- Instruction: Every line that includes the word "Configuration" is to be listed.

- Dataset extract:
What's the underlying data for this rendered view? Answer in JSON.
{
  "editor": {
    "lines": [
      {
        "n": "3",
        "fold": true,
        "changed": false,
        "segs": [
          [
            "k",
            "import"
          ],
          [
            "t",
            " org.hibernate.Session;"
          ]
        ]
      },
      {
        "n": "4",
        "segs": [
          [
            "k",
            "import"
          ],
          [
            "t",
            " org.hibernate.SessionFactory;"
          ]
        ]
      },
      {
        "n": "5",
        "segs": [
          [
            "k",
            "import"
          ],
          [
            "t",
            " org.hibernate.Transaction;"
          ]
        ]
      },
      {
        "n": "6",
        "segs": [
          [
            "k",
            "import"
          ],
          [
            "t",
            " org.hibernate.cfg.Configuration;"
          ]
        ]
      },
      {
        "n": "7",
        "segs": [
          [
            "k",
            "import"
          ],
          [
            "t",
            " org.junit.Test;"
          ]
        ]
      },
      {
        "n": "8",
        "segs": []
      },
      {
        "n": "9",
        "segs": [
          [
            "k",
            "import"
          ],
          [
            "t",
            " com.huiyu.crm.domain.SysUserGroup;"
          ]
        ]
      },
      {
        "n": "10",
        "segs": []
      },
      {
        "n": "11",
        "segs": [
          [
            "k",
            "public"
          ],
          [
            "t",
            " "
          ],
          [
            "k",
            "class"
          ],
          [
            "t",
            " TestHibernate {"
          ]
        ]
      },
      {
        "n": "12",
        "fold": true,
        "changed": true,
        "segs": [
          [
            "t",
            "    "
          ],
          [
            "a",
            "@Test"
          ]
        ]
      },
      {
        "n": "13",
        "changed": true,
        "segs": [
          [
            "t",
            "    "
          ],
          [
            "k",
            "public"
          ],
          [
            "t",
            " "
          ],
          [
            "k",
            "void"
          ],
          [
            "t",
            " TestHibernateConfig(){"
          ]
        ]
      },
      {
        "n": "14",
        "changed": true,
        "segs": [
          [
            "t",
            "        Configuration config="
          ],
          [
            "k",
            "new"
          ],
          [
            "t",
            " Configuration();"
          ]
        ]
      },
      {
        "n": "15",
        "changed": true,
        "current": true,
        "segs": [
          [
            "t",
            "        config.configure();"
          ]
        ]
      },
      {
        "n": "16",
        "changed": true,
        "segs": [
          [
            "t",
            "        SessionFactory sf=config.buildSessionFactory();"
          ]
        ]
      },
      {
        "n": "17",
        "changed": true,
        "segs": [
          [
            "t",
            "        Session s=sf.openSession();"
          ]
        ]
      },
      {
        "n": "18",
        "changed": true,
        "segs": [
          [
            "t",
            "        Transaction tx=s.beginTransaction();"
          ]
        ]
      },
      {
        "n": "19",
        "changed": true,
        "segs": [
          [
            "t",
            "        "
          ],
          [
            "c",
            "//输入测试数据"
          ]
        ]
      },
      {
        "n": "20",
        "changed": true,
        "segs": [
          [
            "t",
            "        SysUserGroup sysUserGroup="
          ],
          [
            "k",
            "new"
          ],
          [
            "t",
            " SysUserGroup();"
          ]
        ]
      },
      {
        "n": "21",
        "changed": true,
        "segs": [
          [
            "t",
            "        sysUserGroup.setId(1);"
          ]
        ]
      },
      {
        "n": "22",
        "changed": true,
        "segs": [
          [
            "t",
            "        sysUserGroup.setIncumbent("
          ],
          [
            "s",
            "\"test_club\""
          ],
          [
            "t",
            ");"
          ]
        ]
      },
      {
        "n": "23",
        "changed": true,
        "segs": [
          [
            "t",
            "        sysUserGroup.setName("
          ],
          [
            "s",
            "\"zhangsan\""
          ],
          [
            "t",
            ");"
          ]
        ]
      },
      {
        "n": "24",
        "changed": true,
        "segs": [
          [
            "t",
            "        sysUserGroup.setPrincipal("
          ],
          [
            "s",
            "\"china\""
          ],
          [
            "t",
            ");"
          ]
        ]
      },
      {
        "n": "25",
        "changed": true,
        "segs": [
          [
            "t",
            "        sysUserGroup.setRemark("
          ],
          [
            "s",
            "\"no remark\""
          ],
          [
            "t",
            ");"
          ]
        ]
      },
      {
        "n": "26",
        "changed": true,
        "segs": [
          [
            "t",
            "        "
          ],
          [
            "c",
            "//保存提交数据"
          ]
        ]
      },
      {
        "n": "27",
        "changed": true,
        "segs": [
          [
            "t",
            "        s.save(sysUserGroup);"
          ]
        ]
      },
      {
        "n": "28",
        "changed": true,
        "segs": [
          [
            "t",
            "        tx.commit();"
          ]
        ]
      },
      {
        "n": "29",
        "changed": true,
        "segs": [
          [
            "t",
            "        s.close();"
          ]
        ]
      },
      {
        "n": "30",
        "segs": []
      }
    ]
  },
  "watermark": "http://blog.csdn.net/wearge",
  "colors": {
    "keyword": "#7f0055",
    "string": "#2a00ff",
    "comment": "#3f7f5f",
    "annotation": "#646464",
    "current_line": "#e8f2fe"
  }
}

* * *

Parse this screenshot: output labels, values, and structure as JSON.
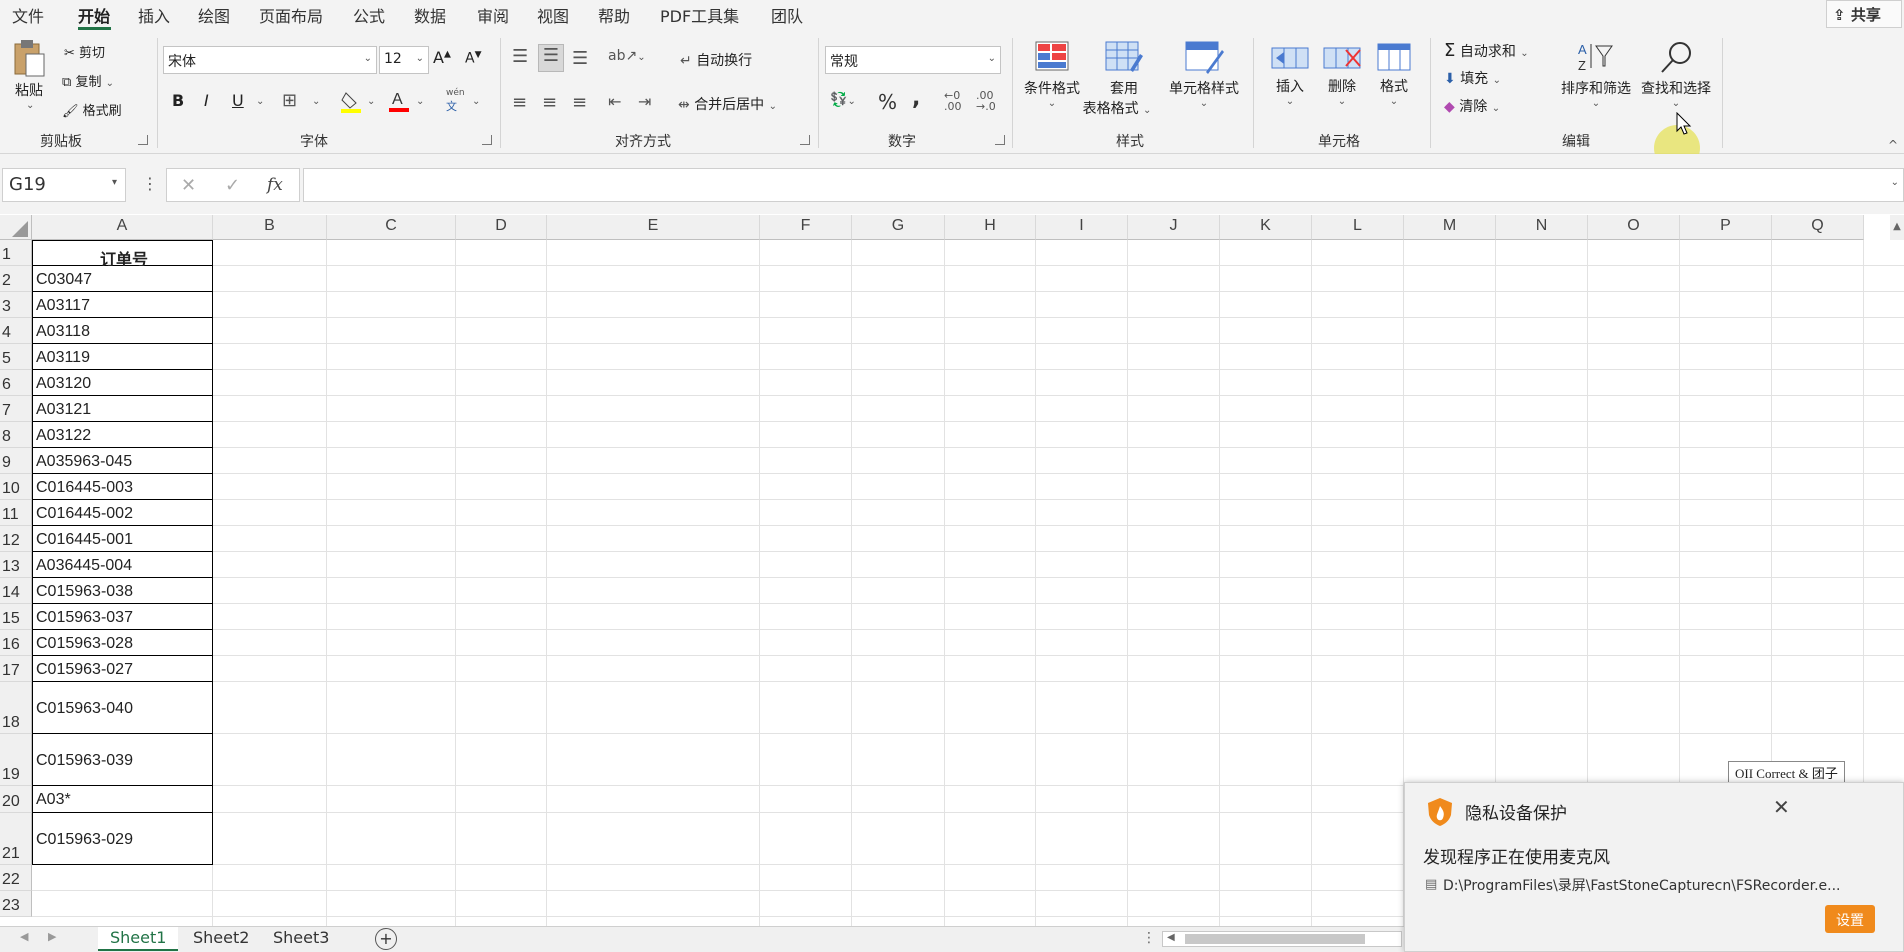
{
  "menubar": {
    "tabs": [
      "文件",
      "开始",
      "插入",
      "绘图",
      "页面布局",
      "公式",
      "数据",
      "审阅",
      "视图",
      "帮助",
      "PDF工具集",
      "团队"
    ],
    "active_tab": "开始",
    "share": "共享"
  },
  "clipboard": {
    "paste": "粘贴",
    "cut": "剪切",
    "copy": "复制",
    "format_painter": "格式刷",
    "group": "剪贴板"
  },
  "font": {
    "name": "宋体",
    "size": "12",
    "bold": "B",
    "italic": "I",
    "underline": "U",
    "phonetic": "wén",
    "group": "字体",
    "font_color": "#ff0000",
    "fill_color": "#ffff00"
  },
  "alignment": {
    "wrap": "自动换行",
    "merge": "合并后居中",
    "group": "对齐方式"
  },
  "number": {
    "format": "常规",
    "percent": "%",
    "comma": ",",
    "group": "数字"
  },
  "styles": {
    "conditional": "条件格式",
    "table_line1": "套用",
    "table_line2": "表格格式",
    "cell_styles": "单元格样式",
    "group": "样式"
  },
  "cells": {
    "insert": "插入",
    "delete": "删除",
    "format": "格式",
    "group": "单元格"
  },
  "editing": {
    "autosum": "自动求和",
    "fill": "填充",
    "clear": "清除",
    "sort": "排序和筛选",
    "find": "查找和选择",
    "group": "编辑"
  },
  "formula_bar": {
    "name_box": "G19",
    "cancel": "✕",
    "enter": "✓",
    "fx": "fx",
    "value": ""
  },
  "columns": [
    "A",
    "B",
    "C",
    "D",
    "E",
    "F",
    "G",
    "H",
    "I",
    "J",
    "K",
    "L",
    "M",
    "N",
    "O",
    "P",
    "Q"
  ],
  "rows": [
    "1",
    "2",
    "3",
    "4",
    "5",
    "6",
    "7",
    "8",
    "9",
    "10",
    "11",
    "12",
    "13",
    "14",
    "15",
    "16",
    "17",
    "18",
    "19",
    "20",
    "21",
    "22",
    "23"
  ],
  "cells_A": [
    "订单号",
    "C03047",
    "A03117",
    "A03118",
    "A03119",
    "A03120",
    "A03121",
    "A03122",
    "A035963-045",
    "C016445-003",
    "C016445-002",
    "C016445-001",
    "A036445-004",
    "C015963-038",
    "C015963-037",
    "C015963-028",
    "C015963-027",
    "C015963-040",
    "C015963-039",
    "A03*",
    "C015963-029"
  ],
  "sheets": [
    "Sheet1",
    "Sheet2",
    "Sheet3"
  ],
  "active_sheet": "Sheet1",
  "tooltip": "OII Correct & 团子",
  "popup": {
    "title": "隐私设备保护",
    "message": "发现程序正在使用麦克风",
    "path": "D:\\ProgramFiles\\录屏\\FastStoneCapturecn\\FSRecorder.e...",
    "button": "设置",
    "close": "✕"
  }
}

---

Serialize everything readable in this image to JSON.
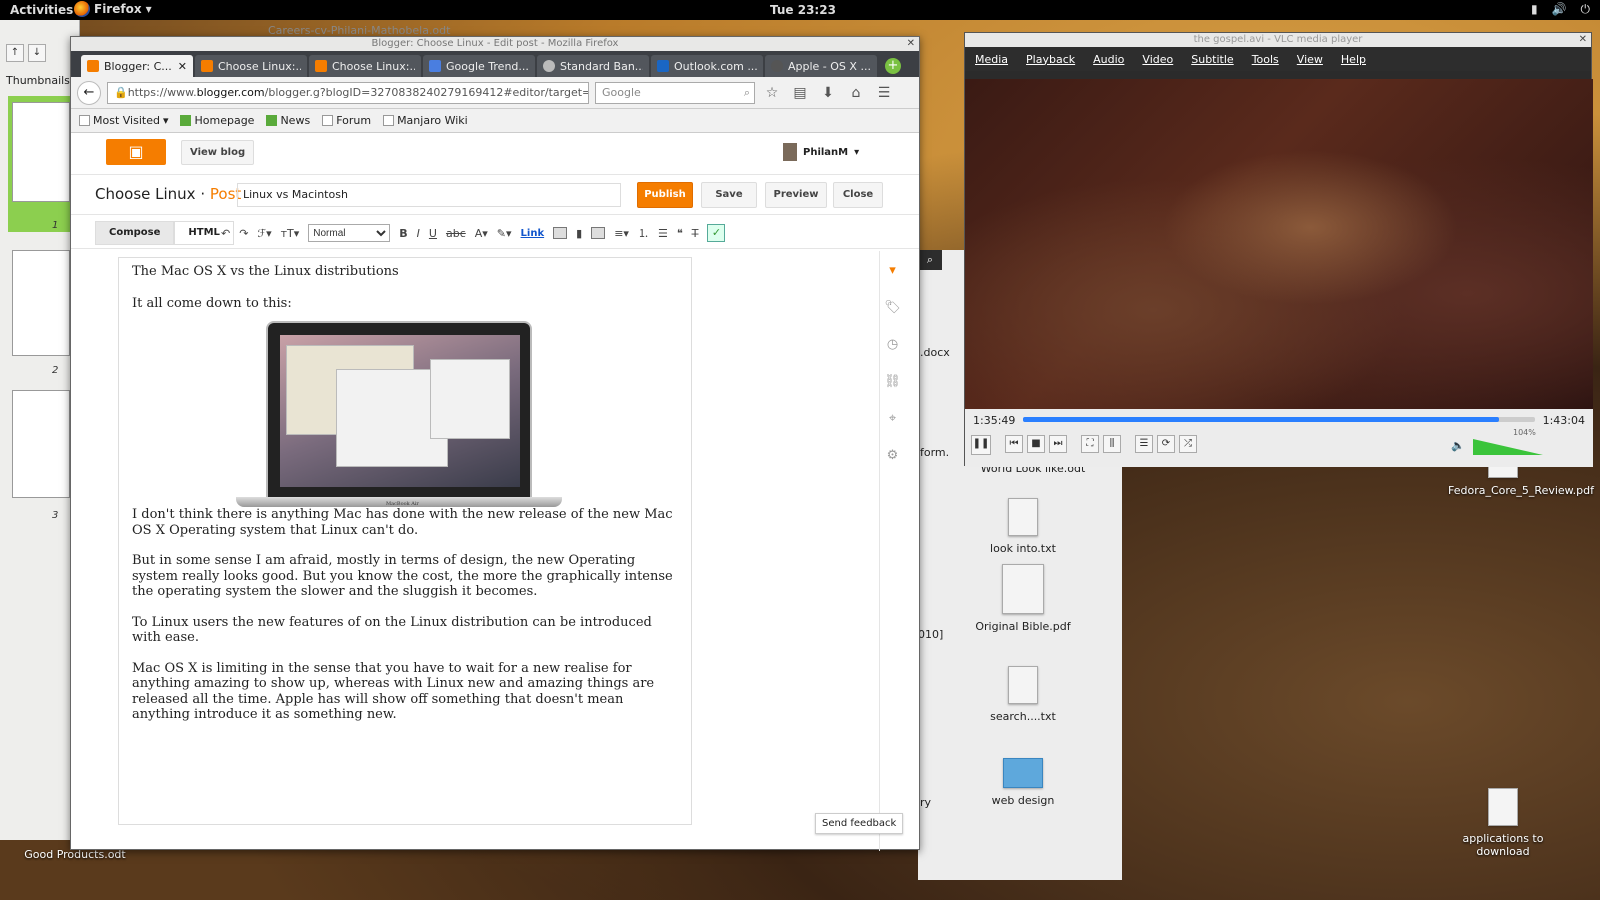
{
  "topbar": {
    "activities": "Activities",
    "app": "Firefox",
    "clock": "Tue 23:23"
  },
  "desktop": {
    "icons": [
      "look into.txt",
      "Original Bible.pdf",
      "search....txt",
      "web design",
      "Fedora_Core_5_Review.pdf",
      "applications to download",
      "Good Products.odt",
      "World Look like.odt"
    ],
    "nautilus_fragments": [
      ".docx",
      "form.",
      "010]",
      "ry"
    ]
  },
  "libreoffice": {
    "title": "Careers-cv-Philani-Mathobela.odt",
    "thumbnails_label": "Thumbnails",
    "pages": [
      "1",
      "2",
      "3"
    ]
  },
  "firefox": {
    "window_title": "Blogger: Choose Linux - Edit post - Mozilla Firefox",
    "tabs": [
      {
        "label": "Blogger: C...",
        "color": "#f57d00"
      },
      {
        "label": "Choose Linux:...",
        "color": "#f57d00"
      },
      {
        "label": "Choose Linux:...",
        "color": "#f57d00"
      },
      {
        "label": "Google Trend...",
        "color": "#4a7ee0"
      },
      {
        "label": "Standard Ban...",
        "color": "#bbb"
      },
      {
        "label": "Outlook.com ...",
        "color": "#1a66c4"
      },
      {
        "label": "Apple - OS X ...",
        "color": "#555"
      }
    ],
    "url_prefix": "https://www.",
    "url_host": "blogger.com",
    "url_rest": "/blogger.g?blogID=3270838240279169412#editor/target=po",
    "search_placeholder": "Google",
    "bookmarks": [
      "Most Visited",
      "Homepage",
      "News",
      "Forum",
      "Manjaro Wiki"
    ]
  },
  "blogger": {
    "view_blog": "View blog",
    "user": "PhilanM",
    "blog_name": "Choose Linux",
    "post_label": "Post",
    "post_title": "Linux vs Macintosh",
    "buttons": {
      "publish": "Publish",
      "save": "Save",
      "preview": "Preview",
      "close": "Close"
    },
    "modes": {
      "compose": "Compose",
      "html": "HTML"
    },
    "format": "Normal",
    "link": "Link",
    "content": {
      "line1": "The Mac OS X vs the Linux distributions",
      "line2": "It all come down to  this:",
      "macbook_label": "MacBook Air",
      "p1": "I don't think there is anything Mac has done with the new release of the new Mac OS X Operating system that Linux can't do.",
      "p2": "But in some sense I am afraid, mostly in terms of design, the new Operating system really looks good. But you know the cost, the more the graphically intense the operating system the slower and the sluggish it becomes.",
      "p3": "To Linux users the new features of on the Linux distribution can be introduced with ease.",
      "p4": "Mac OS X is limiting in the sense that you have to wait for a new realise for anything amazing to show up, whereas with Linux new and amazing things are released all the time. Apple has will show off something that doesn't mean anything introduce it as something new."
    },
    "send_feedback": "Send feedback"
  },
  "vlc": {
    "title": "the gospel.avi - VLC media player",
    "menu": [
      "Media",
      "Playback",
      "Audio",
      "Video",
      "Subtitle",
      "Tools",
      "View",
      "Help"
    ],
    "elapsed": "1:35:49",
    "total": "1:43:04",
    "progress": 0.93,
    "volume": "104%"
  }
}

- Worked answer:
            " org.hibernate.cfg.Configuration;"
            "        Configuration config="
            " Configuration();"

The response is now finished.